Excerpted text
———

The shocking truth about randomised control trials exposed!
By Terence Wood
Development debates are frequently fierce and rarely resolved. Often this makes sense, many disputes are ideologically charged, evidence is unclear, and peoples’ lives are at stake.
In other instances, the source of the sound and fury is hard to fathom. Randomised control trials (RCTs) are a case in point. Some eminent development thinkers proclaim their virtues, insisting they are the final word in evidence, others decry them in treatises.
I’m here to tell you both sides of this fight are wrong. Like much else in development, RCTs are remarkable, but also flawed. Here’s what you need to know.
What’s an RCT?
To simplify, RCTs involve taking a treatment and randomly giving it to some people but not others, subsequently comparing treated and non-treated groups. RCTs are best known as a way to test medicines, but in development all range of treatments are possible, from the effects of free bed nets to the impact of civic education on voters.
Crucially, treatments are randomly allocated. If samples are large enough, random allocation means the group of people who get the treatment will be very similar in other aspects of their lives to those who don’t. Because of this, any subsequent differences between the two groups will very likely have been caused by the treatment alone. Randomisation does not have to occur between individual people. Treatments can, for example, be randomly allocated to entire villages.
The practice of running RCTs can be more complicated, but these basics are all you need for the sake of this blog.
In aid work, RCTs can be used for two reasons: to evaluate a single aid project (an evaluation); and/or to contribute to more generalised learning (research). In the rest of this post I’ll make it clear when a particular strength or weakness matters for evaluation but not research and vice versa. If I don’t do this, assume that it’s relevant to both.
What’s so good about RCTs?
One benefit of RCTs is so prosaic it’s often forgotten. RCTs require good data. This entails making an effort to gather data well, usually beginning before the start of the actual aid project. In many evaluations evidence is an afterthought, only worried about once it’s too late. You don’t need to run an RCT to get better data but, if nothing else, running an RCT will almost certainly make you think about evidence while you can still do something about it.
Another strength of RCTs is that their findings are usually unambiguous. Compared to other approaches, particularly subjective approaches such as interviewing people who may have a vested interested in a certain outcome, the findings of RCTs are helpfully clear cut. This matters in aid, where people are often reluctant to abandon a favoured project unless the evidence is overwhelming, or where projects get cut, not because they’ve failed, but because there’s no good evidence they’ve succeeded. Clarity helps.
Findings from RCTs also eliminate other problems. If, for example, you simply compare outcomes before and after an aid project, and find an improvement, how can you be sure that the improvement was actually a result of aid, not the continuation of some pre-existing trend? RCTs address this.
What wrong with RCTs?
Despite these strengths RCTs are not universally popular.

———

Extracted records
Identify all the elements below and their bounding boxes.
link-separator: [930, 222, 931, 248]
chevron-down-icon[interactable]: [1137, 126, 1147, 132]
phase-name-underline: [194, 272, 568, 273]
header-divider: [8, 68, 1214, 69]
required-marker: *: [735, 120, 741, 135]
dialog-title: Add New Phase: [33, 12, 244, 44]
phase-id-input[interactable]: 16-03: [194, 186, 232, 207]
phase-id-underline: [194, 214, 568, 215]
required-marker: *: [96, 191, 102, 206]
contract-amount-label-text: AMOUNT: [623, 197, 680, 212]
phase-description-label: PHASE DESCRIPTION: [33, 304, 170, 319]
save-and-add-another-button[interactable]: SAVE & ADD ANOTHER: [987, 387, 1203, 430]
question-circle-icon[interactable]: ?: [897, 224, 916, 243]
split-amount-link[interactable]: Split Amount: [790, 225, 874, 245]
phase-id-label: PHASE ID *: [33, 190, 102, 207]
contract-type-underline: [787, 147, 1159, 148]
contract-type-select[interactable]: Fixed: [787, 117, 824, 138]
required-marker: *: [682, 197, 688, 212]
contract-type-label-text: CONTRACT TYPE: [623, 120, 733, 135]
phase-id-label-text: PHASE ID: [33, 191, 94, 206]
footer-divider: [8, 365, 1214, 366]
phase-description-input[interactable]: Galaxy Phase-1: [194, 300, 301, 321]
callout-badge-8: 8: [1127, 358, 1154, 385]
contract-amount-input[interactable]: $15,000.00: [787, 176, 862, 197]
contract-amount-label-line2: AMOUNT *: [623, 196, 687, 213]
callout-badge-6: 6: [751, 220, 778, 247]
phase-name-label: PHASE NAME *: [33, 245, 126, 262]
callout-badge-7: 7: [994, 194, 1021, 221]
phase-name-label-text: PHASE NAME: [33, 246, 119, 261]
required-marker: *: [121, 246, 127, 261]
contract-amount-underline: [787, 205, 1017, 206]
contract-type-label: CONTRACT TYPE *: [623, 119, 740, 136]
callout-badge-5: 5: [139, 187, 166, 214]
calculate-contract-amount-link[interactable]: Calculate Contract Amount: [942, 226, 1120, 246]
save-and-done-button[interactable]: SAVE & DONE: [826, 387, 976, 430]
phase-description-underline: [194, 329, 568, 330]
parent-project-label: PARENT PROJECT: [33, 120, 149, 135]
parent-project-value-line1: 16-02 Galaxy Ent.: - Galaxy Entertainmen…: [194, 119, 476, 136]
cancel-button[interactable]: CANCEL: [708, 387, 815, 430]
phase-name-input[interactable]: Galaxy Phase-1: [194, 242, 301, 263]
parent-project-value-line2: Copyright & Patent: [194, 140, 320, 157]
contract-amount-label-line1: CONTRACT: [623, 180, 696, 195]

———

Directions
1. According to the post about RCTs, why are later differences between the treated and non-treated groups very likely caused by the treatment alone?
2. Repeat the passage of the post about RCTs that opens with the words "The shocking truth" and closes with "need to know.".
3. Summarize the post about RCTs in two sentences.

Answers for this exercise
1. With large enough samples, random allocation makes the people who get the treatment very similar in other aspects of their lives to those who don't. Because of this, subsequent differences between the two groups are very likely due to the treatment alone.

2.
The shocking truth about randomised control trials exposed!
By Terence Wood
Development debates are frequently fierce and rarely resolved. Often this makes sense, many disputes are ideologically charged, evidence is unclear, and peoples’ lives are at stake.
In other instances, the source of the sound and fury is hard to fathom. Randomised control trials (RCTs) are a case in point. Some eminent development thinkers proclaim their virtues, insisting they are the final word in evidence, others decry them in treatises.
I’m here to tell you both sides of this fight are wrong. Like much else in development, RCTs are remarkable, but also flawed. Here’s what you need to know.

3. The author argues that both those who praise randomised control trials as the final word in evidence and those who decry them are wrong, because RCTs are remarkable but also flawed. RCTs randomly give a treatment to some people but not others, and their strengths include requiring good data, producing clear-cut findings, and addressing the possibility that an improvement merely continues a pre-existing trend.